- [Task]
Convert the data into a Markdown table with the columns Row and Line, starting at the first line and stopping after the line that contains "account-type-select-value: Teacher: [955, 560, 1018, 579]". Number each row, and leave out any blank lines.

- [Material shown]
↓
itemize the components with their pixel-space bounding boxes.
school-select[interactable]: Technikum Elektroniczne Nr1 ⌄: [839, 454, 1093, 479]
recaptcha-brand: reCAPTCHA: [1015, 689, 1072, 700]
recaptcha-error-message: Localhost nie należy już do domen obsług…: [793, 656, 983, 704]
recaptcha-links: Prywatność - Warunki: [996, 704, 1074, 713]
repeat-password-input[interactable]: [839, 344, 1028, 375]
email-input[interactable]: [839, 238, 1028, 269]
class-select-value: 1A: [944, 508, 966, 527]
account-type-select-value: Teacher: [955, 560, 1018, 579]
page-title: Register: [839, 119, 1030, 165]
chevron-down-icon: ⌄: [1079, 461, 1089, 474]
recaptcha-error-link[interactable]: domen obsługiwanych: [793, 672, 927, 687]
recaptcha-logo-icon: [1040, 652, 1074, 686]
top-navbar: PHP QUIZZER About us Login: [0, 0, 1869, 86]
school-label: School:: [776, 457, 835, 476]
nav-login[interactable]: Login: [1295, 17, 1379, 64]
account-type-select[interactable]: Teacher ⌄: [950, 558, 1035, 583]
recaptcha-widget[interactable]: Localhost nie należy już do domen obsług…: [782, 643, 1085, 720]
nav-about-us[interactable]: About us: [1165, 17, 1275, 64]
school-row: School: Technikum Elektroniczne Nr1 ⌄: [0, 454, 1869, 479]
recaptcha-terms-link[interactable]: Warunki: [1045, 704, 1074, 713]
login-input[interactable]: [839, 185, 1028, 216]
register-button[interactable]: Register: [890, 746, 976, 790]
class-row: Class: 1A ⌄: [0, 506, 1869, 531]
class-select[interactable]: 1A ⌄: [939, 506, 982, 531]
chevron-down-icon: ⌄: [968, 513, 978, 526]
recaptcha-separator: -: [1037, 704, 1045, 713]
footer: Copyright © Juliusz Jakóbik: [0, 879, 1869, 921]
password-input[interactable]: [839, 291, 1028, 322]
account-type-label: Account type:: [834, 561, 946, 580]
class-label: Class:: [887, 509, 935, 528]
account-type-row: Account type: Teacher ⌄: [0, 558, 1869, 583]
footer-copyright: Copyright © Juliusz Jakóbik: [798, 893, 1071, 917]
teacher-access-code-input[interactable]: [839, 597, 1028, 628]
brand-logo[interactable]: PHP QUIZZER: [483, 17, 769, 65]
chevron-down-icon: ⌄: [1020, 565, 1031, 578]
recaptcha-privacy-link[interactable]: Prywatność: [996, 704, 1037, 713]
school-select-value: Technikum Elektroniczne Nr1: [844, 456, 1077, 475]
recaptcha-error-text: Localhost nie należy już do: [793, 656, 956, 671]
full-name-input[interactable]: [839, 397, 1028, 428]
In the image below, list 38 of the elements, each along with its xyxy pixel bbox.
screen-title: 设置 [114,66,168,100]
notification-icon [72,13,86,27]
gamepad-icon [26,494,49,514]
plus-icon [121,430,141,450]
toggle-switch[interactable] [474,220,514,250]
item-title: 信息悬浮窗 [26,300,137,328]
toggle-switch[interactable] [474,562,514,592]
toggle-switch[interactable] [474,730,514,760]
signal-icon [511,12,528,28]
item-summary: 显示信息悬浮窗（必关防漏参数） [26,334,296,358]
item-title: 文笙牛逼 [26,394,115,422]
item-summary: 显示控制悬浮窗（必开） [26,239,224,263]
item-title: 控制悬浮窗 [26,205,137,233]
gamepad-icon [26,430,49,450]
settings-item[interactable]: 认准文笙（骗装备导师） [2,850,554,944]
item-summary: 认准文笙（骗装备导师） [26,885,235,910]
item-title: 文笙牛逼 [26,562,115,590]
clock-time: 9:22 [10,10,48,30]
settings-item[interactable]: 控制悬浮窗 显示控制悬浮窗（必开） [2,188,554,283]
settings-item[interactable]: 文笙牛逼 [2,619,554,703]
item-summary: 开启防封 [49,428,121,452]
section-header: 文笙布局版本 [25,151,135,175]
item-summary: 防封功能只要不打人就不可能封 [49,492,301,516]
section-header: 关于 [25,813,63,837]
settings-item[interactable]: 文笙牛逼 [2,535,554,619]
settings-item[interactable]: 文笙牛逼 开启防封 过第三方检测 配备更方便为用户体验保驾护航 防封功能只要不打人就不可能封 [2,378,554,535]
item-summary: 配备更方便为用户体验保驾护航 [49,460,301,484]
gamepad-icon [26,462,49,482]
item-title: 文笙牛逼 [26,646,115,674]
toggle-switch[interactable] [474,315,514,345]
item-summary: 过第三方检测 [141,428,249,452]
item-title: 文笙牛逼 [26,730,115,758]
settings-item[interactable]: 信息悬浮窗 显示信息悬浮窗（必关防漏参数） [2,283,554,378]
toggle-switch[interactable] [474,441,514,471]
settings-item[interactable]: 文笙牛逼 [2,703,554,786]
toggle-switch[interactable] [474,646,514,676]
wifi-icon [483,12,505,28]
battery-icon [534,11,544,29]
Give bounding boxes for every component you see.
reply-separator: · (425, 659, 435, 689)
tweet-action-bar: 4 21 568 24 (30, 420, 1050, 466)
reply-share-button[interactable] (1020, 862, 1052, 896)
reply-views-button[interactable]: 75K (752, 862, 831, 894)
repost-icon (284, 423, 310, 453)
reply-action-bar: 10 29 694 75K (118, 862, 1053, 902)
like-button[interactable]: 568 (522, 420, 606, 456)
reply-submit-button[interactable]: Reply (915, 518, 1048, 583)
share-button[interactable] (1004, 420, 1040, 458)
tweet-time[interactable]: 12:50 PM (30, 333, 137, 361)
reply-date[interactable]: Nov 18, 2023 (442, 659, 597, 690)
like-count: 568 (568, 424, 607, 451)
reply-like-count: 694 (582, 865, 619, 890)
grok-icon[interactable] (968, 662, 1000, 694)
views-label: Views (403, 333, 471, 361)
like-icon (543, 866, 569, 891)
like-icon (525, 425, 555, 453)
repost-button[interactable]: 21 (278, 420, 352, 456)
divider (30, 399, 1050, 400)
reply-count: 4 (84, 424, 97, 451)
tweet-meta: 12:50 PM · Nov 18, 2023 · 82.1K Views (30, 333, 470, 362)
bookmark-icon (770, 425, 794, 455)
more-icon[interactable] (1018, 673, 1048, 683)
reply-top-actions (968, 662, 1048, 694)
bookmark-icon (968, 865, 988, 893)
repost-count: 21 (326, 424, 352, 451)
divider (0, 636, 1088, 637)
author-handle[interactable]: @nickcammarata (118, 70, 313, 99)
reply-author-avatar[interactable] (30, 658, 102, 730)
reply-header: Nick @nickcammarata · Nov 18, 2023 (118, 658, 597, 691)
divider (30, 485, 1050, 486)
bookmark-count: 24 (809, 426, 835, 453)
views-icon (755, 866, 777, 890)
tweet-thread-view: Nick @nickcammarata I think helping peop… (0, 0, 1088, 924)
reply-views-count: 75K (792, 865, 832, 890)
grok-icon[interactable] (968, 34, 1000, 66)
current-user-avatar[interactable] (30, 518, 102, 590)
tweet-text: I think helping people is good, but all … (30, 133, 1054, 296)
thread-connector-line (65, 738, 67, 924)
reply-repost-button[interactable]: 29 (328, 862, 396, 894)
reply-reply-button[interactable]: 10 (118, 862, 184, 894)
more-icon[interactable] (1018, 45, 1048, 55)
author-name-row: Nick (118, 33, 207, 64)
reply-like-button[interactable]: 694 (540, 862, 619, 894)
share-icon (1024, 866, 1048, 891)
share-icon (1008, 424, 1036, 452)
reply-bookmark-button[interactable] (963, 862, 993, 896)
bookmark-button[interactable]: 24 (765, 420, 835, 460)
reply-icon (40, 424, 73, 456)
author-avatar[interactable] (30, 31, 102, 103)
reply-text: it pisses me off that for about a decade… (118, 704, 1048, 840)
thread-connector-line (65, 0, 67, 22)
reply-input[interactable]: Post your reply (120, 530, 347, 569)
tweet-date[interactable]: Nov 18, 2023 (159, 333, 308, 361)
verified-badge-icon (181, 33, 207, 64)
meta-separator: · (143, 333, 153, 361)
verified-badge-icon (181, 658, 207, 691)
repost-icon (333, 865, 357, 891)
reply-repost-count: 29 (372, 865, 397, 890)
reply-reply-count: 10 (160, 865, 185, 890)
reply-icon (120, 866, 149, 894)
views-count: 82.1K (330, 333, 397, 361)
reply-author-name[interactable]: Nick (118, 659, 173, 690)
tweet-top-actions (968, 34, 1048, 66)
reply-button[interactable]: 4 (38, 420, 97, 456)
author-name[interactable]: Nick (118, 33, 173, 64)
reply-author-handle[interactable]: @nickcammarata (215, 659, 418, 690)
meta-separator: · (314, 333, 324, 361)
↑
- [Result of the exercise]
| Row | Line |
|---|---|
| 1 | itemize the components with their pixel-space bounding boxes. |
| 2 | school-select[interactable]: Technikum Elektroniczne Nr1 ⌄: [839, 454, 1093, 479] |
| 3 | recaptcha-brand: reCAPTCHA: [1015, 689, 1072, 700] |
| 4 | recaptcha-error-message: Localhost nie należy już do domen obsług…: [793, 656, 983, 704] |
| 5 | recaptcha-links: Prywatność - Warunki: [996, 704, 1074, 713] |
| 6 | repeat-password-input[interactable]: [839, 344, 1028, 375] |
| 7 | email-input[interactable]: [839, 238, 1028, 269] |
| 8 | class-select-value: 1A: [944, 508, 966, 527] |
| 9 | account-type-select-value: Teacher: [955, 560, 1018, 579] |